= RECORD SET =
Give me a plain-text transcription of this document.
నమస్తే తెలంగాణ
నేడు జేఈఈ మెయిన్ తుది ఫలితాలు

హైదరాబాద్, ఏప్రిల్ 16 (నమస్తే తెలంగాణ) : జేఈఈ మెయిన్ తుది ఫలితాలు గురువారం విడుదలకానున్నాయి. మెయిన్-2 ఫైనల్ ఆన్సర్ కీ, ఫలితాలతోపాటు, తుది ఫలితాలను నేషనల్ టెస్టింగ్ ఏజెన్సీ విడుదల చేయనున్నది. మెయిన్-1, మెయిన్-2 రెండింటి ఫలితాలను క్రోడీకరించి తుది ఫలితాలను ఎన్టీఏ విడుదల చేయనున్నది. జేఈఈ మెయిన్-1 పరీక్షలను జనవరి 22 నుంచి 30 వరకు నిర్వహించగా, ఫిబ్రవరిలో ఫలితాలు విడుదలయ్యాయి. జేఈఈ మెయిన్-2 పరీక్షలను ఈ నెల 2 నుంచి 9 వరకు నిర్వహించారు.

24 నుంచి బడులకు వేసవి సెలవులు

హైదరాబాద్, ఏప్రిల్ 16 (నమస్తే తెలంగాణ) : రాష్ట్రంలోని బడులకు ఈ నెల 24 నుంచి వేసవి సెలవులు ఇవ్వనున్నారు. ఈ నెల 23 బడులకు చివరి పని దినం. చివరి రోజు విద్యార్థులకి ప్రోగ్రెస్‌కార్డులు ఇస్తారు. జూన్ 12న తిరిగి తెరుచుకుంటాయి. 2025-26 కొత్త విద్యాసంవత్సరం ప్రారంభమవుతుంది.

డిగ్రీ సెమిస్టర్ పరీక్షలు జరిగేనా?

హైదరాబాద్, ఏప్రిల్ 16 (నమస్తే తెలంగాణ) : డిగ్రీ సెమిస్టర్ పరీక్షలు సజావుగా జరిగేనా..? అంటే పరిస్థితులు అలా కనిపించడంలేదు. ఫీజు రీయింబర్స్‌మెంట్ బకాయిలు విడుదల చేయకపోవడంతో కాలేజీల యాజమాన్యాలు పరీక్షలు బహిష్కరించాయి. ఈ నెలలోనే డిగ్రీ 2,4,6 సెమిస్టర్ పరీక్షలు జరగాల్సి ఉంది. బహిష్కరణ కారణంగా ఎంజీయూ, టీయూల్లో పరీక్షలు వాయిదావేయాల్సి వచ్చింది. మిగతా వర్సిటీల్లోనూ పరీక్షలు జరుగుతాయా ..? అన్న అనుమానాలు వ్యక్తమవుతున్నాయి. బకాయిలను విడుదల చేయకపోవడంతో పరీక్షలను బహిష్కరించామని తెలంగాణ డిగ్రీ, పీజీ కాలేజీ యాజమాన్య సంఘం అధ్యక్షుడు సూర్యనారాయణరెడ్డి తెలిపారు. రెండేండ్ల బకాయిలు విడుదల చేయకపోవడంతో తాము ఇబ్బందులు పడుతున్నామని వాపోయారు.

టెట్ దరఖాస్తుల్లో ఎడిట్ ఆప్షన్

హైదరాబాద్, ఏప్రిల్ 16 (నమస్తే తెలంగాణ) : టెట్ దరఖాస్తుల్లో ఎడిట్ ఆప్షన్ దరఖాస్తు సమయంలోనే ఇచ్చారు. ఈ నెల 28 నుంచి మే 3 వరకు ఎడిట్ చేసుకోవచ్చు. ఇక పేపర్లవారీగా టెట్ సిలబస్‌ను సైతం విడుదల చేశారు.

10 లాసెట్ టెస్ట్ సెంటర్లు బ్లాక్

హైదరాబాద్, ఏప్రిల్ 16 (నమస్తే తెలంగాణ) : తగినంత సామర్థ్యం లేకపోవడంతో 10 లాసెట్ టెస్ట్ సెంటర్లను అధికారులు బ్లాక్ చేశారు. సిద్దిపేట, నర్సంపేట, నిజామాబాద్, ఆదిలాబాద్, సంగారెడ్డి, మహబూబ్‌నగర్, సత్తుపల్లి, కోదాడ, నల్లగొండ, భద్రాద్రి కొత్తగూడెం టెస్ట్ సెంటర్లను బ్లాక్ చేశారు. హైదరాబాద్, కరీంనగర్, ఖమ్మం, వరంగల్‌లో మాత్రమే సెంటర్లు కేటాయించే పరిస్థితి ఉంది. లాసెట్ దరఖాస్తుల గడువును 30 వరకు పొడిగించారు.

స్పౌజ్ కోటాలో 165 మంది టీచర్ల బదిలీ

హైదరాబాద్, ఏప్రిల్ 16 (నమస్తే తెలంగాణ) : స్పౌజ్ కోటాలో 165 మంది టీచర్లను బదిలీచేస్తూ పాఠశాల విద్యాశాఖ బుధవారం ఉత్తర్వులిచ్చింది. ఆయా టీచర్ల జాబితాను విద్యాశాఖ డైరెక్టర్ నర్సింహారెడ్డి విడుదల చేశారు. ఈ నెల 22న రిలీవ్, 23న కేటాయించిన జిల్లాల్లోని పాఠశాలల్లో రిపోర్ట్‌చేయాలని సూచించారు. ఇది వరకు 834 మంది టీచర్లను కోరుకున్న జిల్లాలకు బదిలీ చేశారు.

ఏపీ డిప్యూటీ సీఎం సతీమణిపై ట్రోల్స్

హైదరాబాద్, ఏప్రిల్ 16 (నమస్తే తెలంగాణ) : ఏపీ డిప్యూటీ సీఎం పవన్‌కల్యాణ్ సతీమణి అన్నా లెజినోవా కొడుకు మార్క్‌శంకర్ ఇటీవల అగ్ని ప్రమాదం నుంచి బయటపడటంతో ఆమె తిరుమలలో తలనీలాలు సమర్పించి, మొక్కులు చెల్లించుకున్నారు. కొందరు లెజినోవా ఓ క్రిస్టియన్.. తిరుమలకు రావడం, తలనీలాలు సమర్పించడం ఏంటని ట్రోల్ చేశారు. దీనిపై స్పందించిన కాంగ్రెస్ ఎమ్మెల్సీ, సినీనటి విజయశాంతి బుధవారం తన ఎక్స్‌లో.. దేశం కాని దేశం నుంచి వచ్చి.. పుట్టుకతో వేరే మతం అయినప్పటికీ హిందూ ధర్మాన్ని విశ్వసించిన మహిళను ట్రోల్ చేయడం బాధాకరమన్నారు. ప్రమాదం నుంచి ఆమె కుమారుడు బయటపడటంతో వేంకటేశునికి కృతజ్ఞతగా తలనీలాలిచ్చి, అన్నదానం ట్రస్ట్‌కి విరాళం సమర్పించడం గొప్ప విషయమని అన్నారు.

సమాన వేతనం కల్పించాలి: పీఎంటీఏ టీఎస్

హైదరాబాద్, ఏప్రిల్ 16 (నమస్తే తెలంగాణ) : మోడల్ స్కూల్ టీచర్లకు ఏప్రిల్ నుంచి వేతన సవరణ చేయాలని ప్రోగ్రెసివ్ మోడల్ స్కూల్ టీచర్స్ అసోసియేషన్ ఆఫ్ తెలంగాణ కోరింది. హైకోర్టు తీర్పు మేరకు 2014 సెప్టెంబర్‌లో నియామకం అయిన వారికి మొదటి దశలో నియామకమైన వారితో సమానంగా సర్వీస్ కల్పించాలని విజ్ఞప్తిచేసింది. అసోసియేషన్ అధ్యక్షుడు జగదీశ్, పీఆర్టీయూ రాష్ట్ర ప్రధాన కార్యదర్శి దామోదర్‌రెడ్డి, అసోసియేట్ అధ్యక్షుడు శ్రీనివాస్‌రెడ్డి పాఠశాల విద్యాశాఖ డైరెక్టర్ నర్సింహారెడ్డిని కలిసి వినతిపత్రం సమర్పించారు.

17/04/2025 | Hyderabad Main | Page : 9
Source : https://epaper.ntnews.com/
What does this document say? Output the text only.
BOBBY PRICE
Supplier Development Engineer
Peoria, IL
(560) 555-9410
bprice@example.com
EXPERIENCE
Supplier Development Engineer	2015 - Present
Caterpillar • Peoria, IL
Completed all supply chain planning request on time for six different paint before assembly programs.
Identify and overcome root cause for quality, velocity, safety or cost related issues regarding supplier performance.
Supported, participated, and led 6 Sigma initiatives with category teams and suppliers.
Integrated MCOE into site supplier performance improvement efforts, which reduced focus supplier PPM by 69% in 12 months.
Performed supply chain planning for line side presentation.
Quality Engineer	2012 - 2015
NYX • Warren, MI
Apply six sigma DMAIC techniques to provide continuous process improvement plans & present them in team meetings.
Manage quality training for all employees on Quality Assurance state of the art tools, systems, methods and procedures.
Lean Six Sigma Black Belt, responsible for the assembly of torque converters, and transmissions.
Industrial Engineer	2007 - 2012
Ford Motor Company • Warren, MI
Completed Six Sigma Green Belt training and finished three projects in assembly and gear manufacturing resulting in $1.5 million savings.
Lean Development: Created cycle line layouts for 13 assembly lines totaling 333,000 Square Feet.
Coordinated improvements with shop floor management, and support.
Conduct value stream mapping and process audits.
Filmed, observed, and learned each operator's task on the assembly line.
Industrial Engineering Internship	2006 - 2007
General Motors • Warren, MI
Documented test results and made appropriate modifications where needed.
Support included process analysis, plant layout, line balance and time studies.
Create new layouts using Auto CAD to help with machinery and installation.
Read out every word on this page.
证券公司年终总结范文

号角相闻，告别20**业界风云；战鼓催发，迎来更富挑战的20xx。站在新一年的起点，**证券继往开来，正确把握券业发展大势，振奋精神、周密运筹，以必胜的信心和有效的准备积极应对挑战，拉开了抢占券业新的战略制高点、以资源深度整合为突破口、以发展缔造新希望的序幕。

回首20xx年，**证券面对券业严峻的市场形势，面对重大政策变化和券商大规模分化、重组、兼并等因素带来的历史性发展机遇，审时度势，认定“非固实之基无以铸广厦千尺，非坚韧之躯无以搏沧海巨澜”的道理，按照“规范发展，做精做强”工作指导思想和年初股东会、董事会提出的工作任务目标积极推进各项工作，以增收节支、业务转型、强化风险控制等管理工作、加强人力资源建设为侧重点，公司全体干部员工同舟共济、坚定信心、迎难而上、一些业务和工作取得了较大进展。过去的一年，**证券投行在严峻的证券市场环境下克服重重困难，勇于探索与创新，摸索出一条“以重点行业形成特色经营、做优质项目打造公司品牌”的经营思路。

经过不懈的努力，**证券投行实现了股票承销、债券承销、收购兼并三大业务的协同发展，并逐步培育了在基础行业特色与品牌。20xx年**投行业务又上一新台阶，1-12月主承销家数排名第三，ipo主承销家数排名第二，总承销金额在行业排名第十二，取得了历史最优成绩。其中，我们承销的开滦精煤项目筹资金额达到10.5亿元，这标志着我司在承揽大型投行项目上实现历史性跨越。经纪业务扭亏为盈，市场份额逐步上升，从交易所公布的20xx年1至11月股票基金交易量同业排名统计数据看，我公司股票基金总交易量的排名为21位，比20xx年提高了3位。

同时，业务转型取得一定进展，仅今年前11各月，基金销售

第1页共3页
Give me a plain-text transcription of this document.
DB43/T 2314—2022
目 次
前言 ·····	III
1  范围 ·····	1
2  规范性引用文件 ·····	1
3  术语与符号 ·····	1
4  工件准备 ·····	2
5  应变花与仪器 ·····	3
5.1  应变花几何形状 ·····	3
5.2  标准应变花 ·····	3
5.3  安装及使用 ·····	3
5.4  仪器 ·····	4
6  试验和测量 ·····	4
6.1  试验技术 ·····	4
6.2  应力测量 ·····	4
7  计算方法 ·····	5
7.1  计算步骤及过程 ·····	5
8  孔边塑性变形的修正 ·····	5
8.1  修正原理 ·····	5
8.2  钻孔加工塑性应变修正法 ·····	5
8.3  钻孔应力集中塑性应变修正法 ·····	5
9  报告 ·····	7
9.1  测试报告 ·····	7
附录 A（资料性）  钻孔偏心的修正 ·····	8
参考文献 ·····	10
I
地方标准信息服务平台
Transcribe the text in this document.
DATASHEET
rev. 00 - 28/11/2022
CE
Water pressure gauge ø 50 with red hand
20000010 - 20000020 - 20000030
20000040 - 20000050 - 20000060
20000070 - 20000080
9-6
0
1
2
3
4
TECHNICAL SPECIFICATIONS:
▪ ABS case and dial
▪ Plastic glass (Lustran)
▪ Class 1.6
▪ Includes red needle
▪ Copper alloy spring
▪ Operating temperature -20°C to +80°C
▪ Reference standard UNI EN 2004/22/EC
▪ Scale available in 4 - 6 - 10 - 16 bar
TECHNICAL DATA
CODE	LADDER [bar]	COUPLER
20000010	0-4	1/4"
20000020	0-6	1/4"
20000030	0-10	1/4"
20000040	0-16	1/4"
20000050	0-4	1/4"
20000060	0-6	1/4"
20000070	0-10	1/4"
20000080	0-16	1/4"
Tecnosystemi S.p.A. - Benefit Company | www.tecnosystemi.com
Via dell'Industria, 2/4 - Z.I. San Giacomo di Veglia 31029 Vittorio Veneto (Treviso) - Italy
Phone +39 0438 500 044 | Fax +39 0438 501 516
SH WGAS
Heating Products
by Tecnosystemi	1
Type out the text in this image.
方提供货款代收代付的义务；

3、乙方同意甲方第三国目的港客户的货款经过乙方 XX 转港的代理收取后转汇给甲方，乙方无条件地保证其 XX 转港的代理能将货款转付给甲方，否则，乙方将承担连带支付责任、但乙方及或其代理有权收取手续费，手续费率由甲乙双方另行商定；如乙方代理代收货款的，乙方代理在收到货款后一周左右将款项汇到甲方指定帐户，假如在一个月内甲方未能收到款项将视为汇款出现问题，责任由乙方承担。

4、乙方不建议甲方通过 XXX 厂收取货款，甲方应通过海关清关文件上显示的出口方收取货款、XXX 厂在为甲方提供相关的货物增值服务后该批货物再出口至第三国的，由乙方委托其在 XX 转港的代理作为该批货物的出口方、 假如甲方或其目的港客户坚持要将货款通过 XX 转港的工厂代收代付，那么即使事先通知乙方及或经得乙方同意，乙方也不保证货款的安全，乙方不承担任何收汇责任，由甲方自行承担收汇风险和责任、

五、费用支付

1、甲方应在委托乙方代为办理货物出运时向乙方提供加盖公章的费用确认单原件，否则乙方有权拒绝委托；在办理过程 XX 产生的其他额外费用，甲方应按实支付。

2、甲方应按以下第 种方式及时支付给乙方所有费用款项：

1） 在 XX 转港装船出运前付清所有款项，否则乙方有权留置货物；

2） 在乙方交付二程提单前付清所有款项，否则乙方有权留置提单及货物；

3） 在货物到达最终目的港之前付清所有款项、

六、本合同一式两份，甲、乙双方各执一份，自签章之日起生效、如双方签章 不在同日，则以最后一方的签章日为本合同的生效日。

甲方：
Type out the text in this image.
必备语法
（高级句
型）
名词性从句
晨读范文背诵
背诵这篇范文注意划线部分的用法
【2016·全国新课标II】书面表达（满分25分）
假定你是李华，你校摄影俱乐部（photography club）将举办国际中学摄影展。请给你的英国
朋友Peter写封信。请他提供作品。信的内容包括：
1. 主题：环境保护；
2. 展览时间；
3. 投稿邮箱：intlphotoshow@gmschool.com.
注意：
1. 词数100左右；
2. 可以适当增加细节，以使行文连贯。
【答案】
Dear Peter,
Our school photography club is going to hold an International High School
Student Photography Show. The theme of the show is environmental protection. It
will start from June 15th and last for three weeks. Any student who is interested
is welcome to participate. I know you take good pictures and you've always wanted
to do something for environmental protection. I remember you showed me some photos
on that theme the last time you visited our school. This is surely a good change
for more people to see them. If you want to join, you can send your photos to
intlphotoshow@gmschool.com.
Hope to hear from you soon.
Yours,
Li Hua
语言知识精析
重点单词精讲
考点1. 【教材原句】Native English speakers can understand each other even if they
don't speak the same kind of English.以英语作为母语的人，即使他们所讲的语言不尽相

= WORK TO COMPLETE =
Find every line in the records above that holds the word "three", and copy each one.

= SOLUTION TO THIS EXERCISE =
Completed Six Sigma Green Belt training and finished three projects in assembly and gear manufacturing resulting in $1.5 million savings.
will start from June 15th and last for three weeks. Any student who is interested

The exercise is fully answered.